(Items listed in a dataset)
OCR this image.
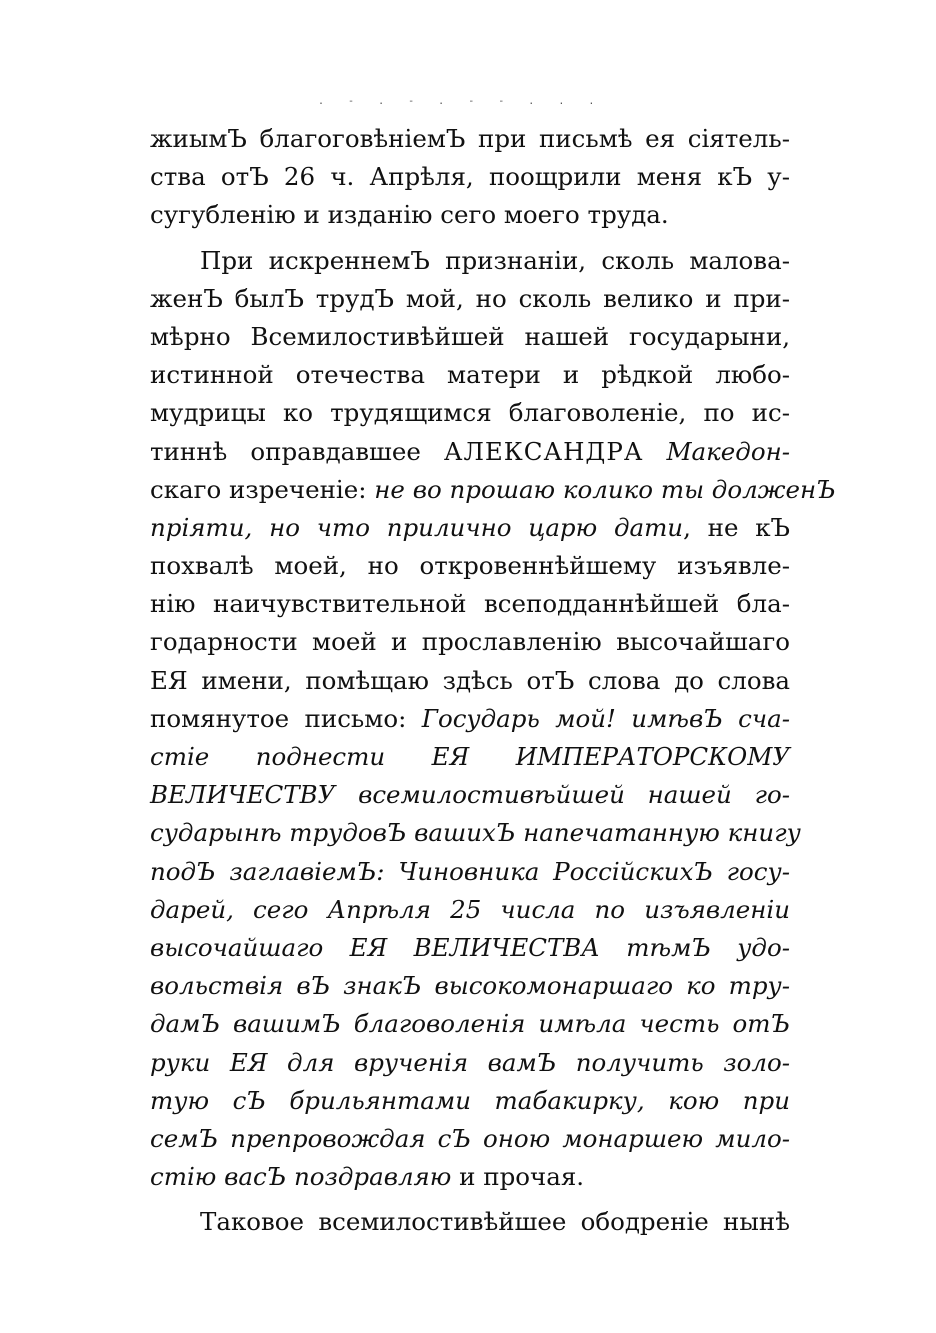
. - . - . - - . . .
жиымЪ благоговѣніемЪ при письмѣ ея сіятель-
ства отЪ 26 ч. Апрѣля, поощрили меня кЪ у-
сугубленію и изданію сего моего труда.
При искреннемЪ признаніи, сколь малова-
женЪ былЪ трудЪ мой, но сколь велико и при-
мѣрно Всемилостивѣйшей нашей государыни,
истинной отечества матери и рѣдкой любо-
мудрицы ко трудящимся благоволеніе, по ис-
тиннѣ оправдавшее АЛЕКСАНДРА Македон-
скаго изреченіе: не во прошаю колико ты долженЪ
пріяти, но что прилично царю дати, не кЪ
похвалѣ моей, но откровеннѣйшему изъявле-
нію наичувствительной всеподданнѣйшей бла-
годарности моей и прославленію высочайшаго
ЕЯ имени, помѣщаю здѣсь отЪ слова до слова
помянутое письмо: Государь мой! имѣвЪ сча-
стіе поднести ЕЯ ИМПЕРАТОРСКОМУ
ВЕЛИЧЕСТВУ всемилостивѣйшей нашей го-
сударынѣ трудовЪ вашихЪ напечатанную книгу
подЪ заглавіемЪ: Чиновника РоссійскихЪ госу-
дарей, сего Апрѣля 25 числа по изъявленіи
высочайшаго ЕЯ ВЕЛИЧЕСТВА тѣмЪ удо-
вольствія вЪ знакЪ высокомонаршаго ко тру-
дамЪ вашимЪ благоволенія имѣла честь отЪ
руки ЕЯ для врученія вамЪ получить золо-
тую сЪ брильянтами табакирку, кою при
семЪ препровождая сЪ оною монаршею мило-
стію васЪ поздравляю и прочая.
Таковое всемилостивѣйшее ободреніе нынѣ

**Task to complete**
Where does the word "сего" appear? Return each line that holds it.

**Solution for this task**
сугубленію и изданію сего моего труда.
дарей, сего Апрѣля 25 числа по изъявленіи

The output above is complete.